Goal: Find the lines with the string "Quarter" and return them.

Dataset records:
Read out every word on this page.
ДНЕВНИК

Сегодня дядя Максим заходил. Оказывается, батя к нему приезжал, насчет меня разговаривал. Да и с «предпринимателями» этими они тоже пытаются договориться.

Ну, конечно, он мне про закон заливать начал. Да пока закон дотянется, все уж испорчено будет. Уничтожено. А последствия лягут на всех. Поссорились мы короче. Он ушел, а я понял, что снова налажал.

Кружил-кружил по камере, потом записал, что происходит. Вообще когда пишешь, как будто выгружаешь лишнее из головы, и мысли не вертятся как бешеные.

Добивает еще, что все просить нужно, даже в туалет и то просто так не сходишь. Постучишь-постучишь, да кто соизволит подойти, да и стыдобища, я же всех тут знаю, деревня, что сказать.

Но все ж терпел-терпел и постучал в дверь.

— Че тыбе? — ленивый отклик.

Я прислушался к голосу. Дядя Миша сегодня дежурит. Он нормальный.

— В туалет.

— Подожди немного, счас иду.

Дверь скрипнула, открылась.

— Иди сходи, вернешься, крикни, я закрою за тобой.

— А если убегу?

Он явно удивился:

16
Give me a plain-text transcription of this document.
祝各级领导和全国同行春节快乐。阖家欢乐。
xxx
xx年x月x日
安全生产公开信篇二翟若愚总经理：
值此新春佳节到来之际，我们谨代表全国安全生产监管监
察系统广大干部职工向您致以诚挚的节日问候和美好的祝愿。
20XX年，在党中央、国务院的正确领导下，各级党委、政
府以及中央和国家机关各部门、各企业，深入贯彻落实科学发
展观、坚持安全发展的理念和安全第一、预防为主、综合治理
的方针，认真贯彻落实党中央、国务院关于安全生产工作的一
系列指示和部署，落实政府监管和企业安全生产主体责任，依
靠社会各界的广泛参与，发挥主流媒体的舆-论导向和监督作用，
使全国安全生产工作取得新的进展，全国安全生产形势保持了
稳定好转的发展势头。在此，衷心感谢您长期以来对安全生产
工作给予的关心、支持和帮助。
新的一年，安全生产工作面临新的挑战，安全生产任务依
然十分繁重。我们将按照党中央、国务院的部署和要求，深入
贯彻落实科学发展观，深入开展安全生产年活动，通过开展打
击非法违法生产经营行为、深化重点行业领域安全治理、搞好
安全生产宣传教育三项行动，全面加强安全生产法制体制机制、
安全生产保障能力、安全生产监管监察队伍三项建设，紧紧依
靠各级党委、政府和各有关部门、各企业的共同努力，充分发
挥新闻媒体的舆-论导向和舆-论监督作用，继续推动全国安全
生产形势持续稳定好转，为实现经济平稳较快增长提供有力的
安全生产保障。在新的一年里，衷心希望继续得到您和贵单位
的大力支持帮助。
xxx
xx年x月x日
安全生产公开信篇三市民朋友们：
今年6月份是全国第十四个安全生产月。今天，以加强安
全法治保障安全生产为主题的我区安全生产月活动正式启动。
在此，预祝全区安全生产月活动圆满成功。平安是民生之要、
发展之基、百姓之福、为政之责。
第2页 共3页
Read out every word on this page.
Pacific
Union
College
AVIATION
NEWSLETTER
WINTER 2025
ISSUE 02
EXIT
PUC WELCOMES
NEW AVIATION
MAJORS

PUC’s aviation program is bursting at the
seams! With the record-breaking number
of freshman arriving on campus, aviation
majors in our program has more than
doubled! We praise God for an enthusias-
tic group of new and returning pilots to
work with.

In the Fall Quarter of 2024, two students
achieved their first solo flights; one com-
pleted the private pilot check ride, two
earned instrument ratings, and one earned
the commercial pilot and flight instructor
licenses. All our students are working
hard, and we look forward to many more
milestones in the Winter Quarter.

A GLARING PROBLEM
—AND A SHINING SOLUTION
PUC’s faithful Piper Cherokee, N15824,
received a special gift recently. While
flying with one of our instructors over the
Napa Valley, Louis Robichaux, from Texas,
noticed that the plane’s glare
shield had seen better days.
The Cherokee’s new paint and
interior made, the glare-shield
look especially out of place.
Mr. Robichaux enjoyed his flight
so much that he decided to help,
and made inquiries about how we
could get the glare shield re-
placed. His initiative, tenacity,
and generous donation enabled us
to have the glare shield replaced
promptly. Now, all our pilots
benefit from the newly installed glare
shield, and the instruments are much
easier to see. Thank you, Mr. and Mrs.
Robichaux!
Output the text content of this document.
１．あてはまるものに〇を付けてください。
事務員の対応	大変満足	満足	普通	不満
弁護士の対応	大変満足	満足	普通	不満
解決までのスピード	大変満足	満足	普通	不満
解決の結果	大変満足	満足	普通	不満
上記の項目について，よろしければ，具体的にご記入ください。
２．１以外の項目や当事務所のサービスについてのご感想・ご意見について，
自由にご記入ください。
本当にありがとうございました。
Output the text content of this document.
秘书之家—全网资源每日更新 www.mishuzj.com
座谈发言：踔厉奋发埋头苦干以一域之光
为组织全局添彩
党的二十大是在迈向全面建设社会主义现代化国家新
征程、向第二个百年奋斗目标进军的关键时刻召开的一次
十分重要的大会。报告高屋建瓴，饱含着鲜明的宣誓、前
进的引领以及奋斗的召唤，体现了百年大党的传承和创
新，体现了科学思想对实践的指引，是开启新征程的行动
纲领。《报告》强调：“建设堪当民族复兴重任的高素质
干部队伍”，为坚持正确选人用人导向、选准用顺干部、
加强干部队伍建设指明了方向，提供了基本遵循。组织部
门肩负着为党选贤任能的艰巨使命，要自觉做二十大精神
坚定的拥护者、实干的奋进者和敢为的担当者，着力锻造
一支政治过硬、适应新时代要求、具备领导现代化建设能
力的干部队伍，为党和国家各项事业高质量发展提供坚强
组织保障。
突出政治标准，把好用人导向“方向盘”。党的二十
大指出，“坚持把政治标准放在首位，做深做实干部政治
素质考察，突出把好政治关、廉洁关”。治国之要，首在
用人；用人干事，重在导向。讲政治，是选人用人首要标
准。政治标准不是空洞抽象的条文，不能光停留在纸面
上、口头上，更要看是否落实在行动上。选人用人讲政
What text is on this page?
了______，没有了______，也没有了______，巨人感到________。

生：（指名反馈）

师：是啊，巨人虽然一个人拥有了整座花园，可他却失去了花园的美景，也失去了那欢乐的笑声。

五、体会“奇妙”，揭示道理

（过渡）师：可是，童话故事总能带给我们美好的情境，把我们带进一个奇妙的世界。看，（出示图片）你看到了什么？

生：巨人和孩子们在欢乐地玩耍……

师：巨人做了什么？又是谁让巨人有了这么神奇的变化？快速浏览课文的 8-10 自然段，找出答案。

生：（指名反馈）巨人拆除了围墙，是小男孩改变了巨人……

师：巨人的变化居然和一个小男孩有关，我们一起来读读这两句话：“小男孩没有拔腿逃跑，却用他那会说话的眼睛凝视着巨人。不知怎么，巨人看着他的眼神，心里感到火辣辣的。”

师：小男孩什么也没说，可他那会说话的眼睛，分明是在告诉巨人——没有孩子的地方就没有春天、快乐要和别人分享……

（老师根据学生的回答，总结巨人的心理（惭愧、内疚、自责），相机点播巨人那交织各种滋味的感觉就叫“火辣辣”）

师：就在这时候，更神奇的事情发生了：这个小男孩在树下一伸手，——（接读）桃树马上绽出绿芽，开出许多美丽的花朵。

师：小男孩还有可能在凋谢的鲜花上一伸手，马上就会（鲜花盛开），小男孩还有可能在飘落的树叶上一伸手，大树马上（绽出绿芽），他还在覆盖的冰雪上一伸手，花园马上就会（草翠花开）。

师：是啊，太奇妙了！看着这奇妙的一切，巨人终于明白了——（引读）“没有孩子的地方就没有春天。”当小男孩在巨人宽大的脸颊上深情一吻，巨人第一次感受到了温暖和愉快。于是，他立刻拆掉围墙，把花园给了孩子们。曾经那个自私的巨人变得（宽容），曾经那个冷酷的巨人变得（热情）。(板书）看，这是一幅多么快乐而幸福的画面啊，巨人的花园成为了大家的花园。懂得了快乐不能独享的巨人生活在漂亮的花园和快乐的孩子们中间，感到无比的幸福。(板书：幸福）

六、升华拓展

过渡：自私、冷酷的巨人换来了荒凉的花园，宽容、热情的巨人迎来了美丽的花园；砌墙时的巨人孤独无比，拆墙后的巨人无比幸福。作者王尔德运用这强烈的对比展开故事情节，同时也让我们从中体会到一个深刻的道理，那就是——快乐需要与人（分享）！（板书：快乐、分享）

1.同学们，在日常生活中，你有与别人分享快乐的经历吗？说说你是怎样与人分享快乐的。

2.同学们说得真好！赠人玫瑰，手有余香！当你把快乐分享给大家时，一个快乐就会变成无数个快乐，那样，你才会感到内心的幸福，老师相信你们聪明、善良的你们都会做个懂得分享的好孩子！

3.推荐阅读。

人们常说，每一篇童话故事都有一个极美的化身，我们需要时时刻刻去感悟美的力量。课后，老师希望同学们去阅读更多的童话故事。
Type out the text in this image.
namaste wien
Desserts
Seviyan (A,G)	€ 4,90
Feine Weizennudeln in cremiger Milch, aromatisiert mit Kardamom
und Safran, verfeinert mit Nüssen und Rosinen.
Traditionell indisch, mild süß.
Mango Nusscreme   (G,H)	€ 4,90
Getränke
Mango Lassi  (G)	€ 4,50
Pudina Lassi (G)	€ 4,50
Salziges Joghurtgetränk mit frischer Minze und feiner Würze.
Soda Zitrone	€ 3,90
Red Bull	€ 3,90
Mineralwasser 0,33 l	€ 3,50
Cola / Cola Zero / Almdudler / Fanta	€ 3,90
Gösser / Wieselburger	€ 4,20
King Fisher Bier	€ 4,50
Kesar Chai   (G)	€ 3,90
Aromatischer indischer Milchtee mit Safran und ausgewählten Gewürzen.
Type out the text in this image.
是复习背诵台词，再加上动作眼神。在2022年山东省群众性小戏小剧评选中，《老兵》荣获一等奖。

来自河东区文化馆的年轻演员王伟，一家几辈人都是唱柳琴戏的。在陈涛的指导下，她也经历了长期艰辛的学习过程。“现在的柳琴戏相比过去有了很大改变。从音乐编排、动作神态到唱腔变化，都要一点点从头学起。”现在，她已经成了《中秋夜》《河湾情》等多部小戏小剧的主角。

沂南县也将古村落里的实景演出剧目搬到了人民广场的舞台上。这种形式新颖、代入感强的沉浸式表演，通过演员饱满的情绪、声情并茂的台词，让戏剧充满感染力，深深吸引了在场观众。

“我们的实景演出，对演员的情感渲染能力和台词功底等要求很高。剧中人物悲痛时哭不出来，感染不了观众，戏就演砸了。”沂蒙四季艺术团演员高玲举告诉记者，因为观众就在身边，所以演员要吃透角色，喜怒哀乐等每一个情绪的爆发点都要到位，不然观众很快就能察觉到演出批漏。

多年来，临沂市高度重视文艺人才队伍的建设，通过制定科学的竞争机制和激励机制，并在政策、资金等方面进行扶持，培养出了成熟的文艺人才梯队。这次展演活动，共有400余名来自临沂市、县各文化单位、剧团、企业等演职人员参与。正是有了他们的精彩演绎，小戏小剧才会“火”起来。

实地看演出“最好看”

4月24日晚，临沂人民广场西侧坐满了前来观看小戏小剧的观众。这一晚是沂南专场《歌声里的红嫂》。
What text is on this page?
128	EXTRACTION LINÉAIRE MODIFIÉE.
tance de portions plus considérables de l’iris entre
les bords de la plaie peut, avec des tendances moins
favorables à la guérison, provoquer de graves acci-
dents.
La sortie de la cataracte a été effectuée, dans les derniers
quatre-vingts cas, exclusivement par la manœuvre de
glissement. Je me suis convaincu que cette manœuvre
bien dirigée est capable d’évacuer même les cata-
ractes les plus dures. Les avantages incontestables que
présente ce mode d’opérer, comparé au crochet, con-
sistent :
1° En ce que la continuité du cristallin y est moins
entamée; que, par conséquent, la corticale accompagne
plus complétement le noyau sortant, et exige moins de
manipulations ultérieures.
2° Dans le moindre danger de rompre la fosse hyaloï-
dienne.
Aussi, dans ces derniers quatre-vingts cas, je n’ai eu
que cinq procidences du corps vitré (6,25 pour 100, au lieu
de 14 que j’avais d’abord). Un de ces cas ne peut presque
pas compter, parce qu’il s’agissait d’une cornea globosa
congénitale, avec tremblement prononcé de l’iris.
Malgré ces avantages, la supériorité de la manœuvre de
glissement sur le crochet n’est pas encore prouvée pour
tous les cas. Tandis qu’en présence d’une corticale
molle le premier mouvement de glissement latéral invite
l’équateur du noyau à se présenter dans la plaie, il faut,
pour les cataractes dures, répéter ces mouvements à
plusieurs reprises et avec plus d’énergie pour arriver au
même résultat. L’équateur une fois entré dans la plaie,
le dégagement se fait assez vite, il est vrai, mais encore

Solution to the exercise:
In the Fall Quarter of 2024, two students
milestones in the Winter Quarter.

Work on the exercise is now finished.